LISTING:
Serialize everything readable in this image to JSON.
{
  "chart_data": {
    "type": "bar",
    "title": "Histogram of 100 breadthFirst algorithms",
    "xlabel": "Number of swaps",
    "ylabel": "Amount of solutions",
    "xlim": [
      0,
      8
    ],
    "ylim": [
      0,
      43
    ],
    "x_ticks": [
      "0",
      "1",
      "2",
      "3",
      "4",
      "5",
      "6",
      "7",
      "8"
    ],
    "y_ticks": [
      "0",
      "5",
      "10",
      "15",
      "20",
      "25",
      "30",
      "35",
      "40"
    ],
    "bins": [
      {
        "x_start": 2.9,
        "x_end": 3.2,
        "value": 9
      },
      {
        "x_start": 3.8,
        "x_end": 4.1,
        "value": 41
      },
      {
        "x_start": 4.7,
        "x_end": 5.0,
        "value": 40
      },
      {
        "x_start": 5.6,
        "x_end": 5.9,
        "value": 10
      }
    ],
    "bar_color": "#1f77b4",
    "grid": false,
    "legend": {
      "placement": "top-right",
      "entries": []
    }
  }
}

GIVEN REQUEST: Restate the listing above word for word.

WRITTEN RESPONSE:
Serialize everything readable in this image to JSON.
{
  "chart_data": {
    "type": "bar",
    "title": "Histogram of 100 breadthFirst algorithms",
    "xlabel": "Number of swaps",
    "ylabel": "Amount of solutions",
    "xlim": [
      0,
      8
    ],
    "ylim": [
      0,
      43
    ],
    "x_ticks": [
      "0",
      "1",
      "2",
      "3",
      "4",
      "5",
      "6",
      "7",
      "8"
    ],
    "y_ticks": [
      "0",
      "5",
      "10",
      "15",
      "20",
      "25",
      "30",
      "35",
      "40"
    ],
    "bins": [
      {
        "x_start": 2.9,
        "x_end": 3.2,
        "value": 9
      },
      {
        "x_start": 3.8,
        "x_end": 4.1,
        "value": 41
      },
      {
        "x_start": 4.7,
        "x_end": 5.0,
        "value": 40
      },
      {
        "x_start": 5.6,
        "x_end": 5.9,
        "value": 10
      }
    ],
    "bar_color": "#1f77b4",
    "grid": false,
    "legend": {
      "placement": "top-right",
      "entries": []
    }
  }
}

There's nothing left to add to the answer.